Required task
Quote the whole listing verbatim.

Dataset records
╭──

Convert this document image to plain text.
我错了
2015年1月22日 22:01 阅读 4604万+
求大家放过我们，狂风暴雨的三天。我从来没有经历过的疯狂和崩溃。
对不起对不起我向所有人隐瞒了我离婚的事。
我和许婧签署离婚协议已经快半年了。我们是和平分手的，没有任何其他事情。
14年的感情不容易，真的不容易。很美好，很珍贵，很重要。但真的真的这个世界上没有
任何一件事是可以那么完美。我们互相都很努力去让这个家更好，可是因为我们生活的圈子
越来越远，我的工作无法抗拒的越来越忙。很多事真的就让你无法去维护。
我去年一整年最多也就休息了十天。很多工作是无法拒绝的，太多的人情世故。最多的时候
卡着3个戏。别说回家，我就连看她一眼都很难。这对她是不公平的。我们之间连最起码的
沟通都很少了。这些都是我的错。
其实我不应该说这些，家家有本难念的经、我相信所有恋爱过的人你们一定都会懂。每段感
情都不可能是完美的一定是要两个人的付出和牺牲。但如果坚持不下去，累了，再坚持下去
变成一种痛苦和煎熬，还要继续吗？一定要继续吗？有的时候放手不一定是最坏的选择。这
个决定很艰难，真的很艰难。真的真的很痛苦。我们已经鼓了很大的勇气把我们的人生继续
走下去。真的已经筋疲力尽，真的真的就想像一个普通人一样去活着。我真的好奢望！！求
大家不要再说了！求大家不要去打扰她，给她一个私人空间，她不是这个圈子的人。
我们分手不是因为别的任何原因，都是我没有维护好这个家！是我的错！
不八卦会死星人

╰──

Reply to the exercise
Convert this document image to plain text.
我错了
2015年1月22日 22:01 阅读 4604万+
求大家放过我们，狂风暴雨的三天。我从来没有经历过的疯狂和崩溃。
对不起对不起我向所有人隐瞒了我离婚的事。
我和许婧签署离婚协议已经快半年了。我们是和平分手的，没有任何其他事情。
14年的感情不容易，真的不容易。很美好，很珍贵，很重要。但真的真的这个世界上没有
任何一件事是可以那么完美。我们互相都很努力去让这个家更好，可是因为我们生活的圈子
越来越远，我的工作无法抗拒的越来越忙。很多事真的就让你无法去维护。
我去年一整年最多也就休息了十天。很多工作是无法拒绝的，太多的人情世故。最多的时候
卡着3个戏。别说回家，我就连看她一眼都很难。这对她是不公平的。我们之间连最起码的
沟通都很少了。这些都是我的错。
其实我不应该说这些，家家有本难念的经、我相信所有恋爱过的人你们一定都会懂。每段感
情都不可能是完美的一定是要两个人的付出和牺牲。但如果坚持不下去，累了，再坚持下去
变成一种痛苦和煎熬，还要继续吗？一定要继续吗？有的时候放手不一定是最坏的选择。这
个决定很艰难，真的很艰难。真的真的很痛苦。我们已经鼓了很大的勇气把我们的人生继续
走下去。真的已经筋疲力尽，真的真的就想像一个普通人一样去活着。我真的好奢望！！求
大家不要再说了！求大家不要去打扰她，给她一个私人空间，她不是这个圈子的人。
我们分手不是因为别的任何原因，都是我没有维护好这个家！是我的错！
不八卦会死星人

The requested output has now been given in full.